TASK TO COMPLETE: Give the listing again character for character, but drop the images.

DATASET RECORDS:
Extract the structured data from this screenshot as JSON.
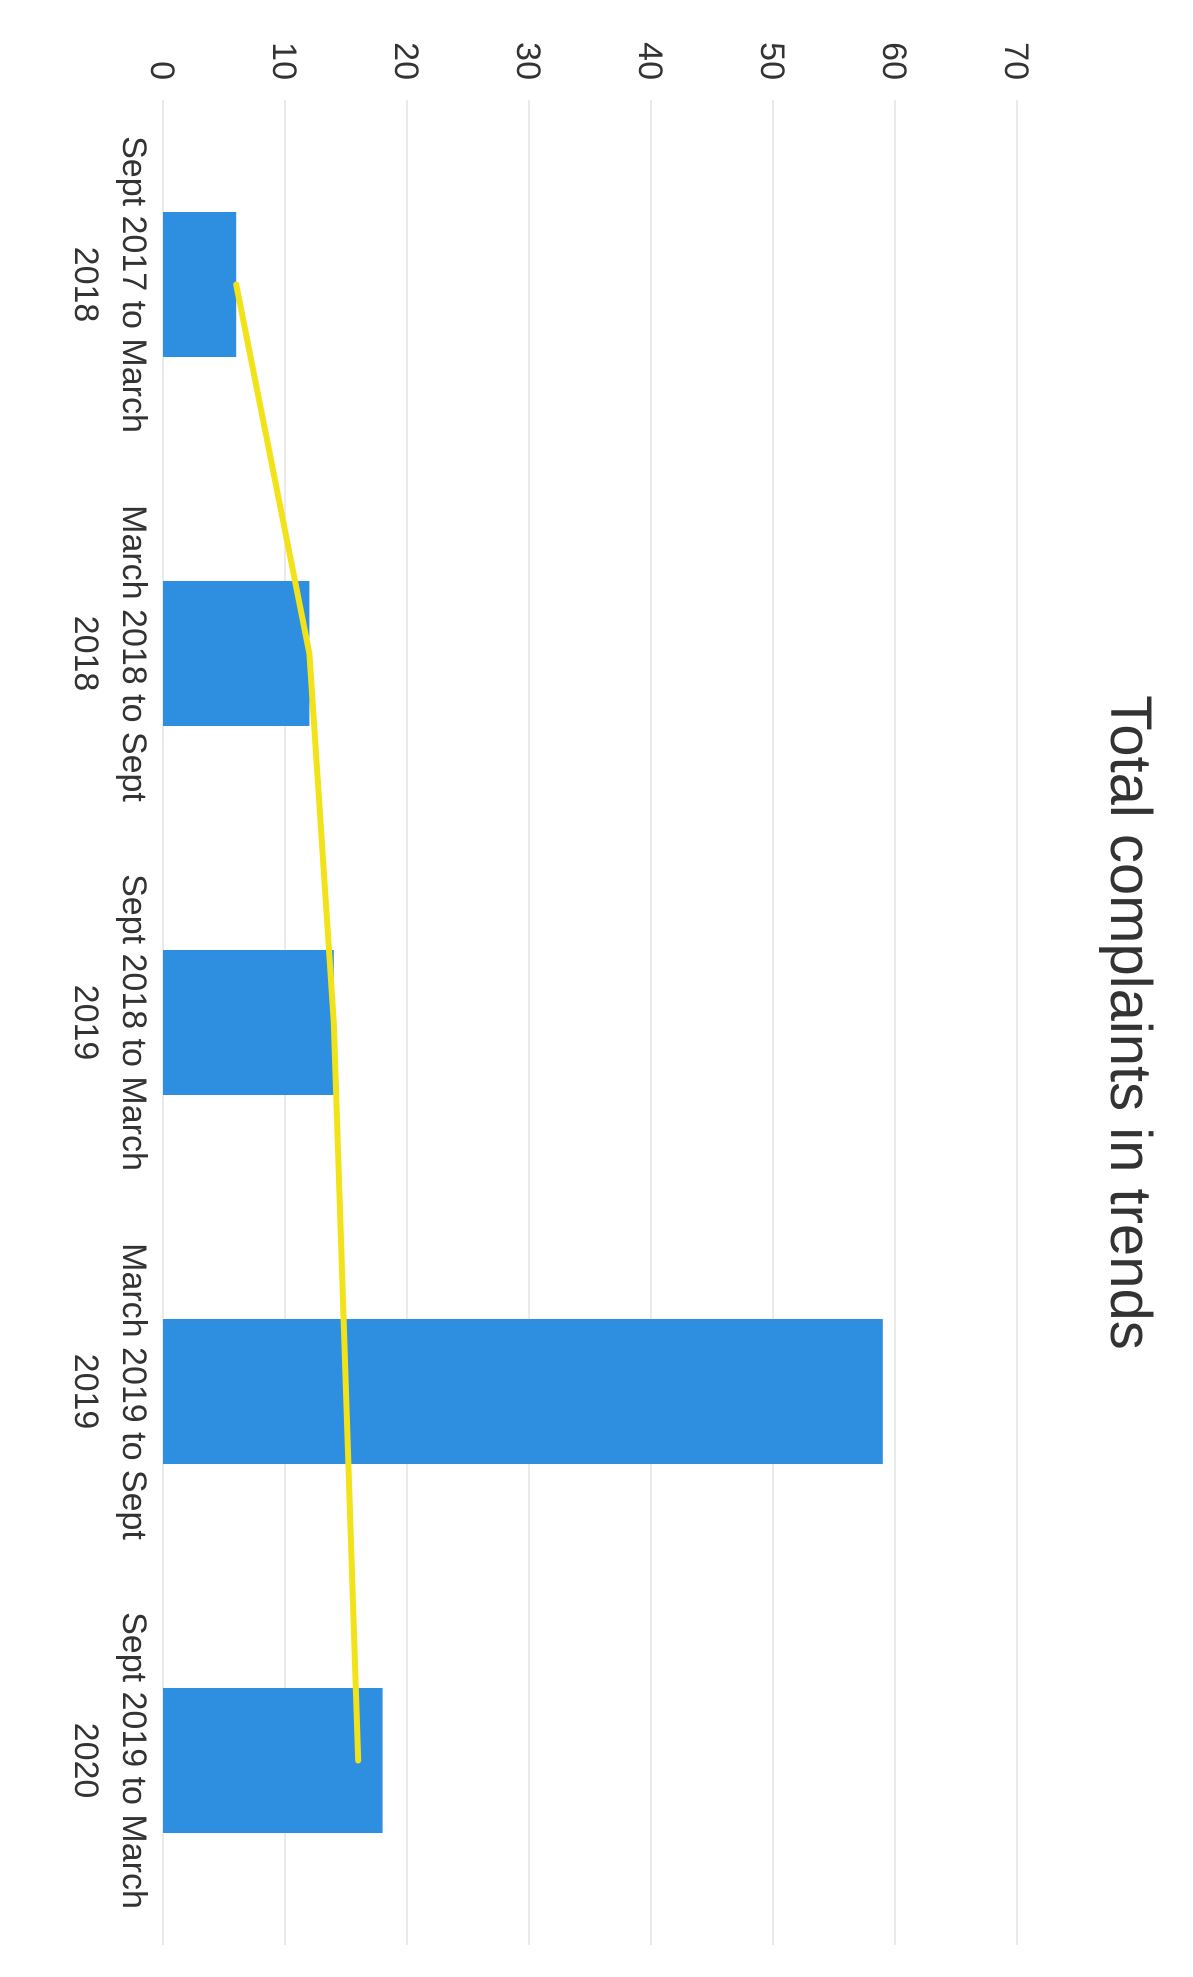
{
  "chart_data": {
    "type": "bar",
    "title": "Total complaints in trends",
    "orientation": "rotated-90-clockwise",
    "categories": [
      "Sept 2017 to March 2018",
      "March 2018 to Sept 2018",
      "Sept 2018 to March 2019",
      "March 2019 to Sept 2019",
      "Sept 2019 to March 2020"
    ],
    "category_lines": [
      [
        "Sept 2017 to March",
        "2018"
      ],
      [
        "March 2018 to Sept",
        "2018"
      ],
      [
        "Sept 2018 to March",
        "2019"
      ],
      [
        "March 2019 to Sept",
        "2019"
      ],
      [
        "Sept 2019 to March",
        "2020"
      ]
    ],
    "values": [
      6,
      12,
      14,
      59,
      18
    ],
    "trendline": {
      "type": "line",
      "values": [
        6,
        12,
        14,
        15,
        16
      ]
    },
    "yticks": [
      "0",
      "10",
      "20",
      "30",
      "40",
      "50",
      "60",
      "70"
    ],
    "ylim": [
      0,
      70
    ],
    "xlabel": "",
    "ylabel": "",
    "grid": true,
    "legend": "none",
    "colors": {
      "bar": "#2e8ee0",
      "trendline": "#f2e21a",
      "grid": "#e3e3e3",
      "text": "#333333"
    }
  }
}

EXERCISE SOLUTION:
Extract the structured data from this screenshot as JSON.
{
  "chart_data": {
    "type": "bar",
    "title": "Total complaints in trends",
    "orientation": "rotated-90-clockwise",
    "categories": [
      "Sept 2017 to March 2018",
      "March 2018 to Sept 2018",
      "Sept 2018 to March 2019",
      "March 2019 to Sept 2019",
      "Sept 2019 to March 2020"
    ],
    "category_lines": [
      [
        "Sept 2017 to March",
        "2018"
      ],
      [
        "March 2018 to Sept",
        "2018"
      ],
      [
        "Sept 2018 to March",
        "2019"
      ],
      [
        "March 2019 to Sept",
        "2019"
      ],
      [
        "Sept 2019 to March",
        "2020"
      ]
    ],
    "values": [
      6,
      12,
      14,
      59,
      18
    ],
    "trendline": {
      "type": "line",
      "values": [
        6,
        12,
        14,
        15,
        16
      ]
    },
    "yticks": [
      "0",
      "10",
      "20",
      "30",
      "40",
      "50",
      "60",
      "70"
    ],
    "ylim": [
      0,
      70
    ],
    "xlabel": "",
    "ylabel": "",
    "grid": true,
    "legend": "none",
    "colors": {
      "bar": "#2e8ee0",
      "trendline": "#f2e21a",
      "grid": "#e3e3e3",
      "text": "#333333"
    }
  }
}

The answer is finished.